=== Stated exercise ===
Extract every line where the string "title" appears.

Dataset entries
■ ■ ■ ■ ■ ■ ■
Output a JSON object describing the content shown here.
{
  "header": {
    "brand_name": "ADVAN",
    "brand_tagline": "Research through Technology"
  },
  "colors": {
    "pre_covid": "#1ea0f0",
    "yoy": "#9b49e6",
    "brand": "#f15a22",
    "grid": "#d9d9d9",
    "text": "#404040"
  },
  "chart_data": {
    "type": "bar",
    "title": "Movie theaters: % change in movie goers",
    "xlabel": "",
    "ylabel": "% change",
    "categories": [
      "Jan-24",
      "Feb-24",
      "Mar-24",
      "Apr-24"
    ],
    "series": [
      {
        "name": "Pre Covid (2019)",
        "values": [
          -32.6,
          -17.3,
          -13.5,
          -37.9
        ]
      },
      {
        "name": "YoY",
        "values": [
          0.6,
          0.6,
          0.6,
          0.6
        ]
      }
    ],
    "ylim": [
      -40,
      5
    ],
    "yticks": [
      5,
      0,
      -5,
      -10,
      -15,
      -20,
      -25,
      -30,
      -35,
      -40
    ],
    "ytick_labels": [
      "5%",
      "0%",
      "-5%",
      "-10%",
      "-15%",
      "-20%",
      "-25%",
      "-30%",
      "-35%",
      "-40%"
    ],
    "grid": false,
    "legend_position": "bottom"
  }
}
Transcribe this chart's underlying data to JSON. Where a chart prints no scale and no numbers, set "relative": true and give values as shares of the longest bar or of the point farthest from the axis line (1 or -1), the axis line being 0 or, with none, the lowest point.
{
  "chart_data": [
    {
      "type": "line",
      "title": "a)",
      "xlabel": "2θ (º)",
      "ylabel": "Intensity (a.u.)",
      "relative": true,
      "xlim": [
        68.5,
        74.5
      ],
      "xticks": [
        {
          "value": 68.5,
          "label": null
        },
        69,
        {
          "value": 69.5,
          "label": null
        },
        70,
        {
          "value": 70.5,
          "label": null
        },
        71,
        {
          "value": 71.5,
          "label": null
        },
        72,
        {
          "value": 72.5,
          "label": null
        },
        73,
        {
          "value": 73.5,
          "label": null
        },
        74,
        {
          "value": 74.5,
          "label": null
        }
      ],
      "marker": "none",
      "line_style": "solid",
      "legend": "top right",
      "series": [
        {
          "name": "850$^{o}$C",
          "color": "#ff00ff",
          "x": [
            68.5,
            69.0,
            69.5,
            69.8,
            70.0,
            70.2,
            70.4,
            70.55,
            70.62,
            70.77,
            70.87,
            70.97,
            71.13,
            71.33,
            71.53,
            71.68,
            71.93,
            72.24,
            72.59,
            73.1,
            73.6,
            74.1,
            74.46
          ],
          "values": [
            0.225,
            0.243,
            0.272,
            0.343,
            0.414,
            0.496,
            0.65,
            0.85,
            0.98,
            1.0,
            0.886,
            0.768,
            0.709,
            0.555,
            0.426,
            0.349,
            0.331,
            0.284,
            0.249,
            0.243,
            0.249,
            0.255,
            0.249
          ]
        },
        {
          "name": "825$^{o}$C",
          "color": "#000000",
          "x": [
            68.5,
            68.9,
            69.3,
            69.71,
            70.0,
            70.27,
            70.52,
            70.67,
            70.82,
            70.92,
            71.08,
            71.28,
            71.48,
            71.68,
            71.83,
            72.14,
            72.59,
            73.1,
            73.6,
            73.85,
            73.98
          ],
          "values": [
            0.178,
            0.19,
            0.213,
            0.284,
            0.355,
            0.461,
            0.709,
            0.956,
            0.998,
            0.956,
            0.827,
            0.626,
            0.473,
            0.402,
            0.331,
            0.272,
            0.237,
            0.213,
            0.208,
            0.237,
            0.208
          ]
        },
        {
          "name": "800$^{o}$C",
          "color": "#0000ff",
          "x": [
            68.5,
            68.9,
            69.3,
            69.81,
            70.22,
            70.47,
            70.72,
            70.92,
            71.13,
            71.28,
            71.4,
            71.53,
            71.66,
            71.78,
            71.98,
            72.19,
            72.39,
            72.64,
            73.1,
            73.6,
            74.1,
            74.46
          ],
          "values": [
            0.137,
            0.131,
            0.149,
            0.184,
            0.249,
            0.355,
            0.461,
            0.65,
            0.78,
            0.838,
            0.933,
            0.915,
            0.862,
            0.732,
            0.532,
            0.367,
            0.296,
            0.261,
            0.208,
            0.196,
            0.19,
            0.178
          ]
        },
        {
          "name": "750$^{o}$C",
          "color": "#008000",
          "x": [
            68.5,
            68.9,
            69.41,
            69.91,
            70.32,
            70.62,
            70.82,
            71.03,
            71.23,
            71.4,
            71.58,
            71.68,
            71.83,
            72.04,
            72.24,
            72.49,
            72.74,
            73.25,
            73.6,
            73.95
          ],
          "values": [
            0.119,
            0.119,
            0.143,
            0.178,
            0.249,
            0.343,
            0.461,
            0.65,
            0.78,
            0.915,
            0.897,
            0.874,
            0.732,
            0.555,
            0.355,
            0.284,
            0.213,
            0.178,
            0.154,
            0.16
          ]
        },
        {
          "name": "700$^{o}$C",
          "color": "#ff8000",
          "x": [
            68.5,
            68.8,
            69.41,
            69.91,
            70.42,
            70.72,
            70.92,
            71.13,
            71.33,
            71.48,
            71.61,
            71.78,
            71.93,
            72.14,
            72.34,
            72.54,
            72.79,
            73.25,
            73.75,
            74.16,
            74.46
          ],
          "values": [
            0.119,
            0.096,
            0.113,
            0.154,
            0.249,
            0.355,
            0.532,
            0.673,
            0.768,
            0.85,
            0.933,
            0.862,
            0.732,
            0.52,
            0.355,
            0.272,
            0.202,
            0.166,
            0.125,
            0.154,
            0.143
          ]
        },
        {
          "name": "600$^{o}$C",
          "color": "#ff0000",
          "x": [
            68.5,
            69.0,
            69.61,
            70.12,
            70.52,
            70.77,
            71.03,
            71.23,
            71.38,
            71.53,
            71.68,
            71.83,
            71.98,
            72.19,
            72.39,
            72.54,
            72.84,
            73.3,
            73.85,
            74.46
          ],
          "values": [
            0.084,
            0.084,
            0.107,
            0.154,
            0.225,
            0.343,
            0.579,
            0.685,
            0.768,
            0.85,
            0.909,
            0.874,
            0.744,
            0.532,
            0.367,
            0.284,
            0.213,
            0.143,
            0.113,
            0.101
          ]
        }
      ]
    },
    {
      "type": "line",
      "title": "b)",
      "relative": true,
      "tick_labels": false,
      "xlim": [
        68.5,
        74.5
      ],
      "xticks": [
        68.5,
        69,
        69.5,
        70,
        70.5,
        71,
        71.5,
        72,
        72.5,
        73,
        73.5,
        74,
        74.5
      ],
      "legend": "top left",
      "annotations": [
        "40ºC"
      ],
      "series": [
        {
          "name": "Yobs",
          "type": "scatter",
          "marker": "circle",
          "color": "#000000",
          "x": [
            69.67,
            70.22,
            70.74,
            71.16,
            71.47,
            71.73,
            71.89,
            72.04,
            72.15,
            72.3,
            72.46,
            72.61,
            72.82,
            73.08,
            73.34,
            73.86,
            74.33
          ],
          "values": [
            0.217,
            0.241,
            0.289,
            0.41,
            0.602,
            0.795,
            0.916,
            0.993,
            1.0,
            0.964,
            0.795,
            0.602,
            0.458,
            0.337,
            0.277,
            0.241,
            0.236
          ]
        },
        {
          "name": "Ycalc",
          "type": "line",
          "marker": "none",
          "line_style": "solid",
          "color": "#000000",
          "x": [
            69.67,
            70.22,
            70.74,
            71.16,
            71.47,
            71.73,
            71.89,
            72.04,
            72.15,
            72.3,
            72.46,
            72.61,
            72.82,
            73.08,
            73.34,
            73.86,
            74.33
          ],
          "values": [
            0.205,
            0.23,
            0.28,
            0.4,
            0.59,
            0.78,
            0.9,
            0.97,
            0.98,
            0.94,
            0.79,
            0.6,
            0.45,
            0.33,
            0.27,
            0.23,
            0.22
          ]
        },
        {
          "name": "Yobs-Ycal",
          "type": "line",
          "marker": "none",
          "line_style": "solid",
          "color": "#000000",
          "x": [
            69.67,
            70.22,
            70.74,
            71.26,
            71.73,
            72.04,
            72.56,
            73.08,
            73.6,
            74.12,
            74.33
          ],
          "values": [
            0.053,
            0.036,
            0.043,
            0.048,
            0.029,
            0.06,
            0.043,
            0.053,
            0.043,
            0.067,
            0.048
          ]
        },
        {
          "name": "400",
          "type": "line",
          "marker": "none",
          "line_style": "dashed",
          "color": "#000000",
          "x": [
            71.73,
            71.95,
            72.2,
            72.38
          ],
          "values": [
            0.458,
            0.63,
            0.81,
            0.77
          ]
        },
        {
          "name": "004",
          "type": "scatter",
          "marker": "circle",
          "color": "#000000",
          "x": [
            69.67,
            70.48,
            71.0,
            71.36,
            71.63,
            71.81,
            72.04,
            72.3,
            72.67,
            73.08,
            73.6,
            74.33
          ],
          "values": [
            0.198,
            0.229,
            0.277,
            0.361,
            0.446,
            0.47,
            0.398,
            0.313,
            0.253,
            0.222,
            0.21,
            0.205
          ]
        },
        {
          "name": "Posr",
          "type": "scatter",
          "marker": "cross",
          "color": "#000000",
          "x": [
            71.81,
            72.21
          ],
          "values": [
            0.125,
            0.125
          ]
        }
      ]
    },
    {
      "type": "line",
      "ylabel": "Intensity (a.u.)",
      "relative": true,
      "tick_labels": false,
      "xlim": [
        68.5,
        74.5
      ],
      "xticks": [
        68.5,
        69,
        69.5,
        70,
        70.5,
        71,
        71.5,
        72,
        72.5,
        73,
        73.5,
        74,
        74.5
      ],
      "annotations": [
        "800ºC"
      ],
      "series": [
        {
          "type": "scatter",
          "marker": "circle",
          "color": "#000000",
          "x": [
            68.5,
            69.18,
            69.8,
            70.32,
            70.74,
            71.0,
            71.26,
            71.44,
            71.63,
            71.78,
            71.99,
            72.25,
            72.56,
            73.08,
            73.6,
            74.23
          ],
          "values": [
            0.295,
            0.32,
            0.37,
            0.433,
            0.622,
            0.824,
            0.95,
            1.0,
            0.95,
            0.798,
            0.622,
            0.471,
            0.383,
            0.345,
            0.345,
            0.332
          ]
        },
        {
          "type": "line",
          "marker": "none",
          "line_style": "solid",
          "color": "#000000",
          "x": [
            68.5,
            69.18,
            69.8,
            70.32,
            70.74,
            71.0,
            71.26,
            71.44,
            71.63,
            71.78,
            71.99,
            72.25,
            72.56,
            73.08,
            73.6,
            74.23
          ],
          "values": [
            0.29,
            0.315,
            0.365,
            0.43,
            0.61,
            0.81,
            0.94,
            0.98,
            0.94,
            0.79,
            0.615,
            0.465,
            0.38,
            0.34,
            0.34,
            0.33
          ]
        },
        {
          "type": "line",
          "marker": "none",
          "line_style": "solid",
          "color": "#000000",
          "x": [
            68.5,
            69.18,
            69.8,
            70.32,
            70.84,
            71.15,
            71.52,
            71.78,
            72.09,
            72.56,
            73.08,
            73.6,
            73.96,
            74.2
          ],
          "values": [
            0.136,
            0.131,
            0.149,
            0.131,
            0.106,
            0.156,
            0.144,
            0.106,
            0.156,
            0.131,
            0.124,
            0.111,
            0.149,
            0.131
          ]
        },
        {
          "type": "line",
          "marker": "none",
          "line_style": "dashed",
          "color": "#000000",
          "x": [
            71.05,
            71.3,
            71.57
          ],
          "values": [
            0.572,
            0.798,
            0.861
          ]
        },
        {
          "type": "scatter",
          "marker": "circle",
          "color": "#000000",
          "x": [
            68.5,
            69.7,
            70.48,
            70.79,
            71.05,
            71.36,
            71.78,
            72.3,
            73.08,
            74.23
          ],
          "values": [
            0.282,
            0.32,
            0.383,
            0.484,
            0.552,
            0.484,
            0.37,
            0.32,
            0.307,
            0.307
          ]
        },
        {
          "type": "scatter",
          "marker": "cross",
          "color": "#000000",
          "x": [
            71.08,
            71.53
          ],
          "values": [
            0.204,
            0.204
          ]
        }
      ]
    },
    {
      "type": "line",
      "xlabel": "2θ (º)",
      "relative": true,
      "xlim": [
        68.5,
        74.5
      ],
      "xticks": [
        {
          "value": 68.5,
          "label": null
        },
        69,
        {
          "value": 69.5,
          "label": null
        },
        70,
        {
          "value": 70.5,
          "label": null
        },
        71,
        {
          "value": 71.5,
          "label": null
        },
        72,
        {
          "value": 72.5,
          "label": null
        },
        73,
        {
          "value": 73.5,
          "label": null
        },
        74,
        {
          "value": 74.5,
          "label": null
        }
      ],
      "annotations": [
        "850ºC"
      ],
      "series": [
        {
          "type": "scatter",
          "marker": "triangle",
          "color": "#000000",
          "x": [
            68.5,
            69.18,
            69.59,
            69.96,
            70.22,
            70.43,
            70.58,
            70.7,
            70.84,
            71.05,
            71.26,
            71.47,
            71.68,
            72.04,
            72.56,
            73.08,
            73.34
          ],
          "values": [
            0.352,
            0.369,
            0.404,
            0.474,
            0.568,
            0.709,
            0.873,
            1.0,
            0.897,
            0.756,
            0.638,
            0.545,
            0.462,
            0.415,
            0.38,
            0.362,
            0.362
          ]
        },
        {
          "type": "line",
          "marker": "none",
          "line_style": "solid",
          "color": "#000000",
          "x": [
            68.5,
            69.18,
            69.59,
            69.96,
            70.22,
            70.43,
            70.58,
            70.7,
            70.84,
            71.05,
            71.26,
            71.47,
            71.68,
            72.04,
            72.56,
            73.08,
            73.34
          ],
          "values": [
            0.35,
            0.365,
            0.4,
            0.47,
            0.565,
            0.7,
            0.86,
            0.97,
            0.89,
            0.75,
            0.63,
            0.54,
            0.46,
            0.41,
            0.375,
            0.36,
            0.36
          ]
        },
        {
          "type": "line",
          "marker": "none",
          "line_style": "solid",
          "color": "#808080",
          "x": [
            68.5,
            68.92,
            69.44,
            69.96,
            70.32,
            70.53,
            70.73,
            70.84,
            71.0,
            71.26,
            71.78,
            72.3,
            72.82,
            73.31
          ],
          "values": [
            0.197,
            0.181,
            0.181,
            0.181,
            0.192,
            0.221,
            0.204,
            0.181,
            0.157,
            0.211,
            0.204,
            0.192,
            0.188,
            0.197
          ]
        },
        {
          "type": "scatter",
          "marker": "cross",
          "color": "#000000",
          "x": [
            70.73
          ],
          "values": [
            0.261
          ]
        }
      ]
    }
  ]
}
■ ■ ■ ■ ■ ■ ■
=== Answer to the task ===
    "title": "Movie theaters: % change in movie goers",
      "title": "a)",
      "title": "b)",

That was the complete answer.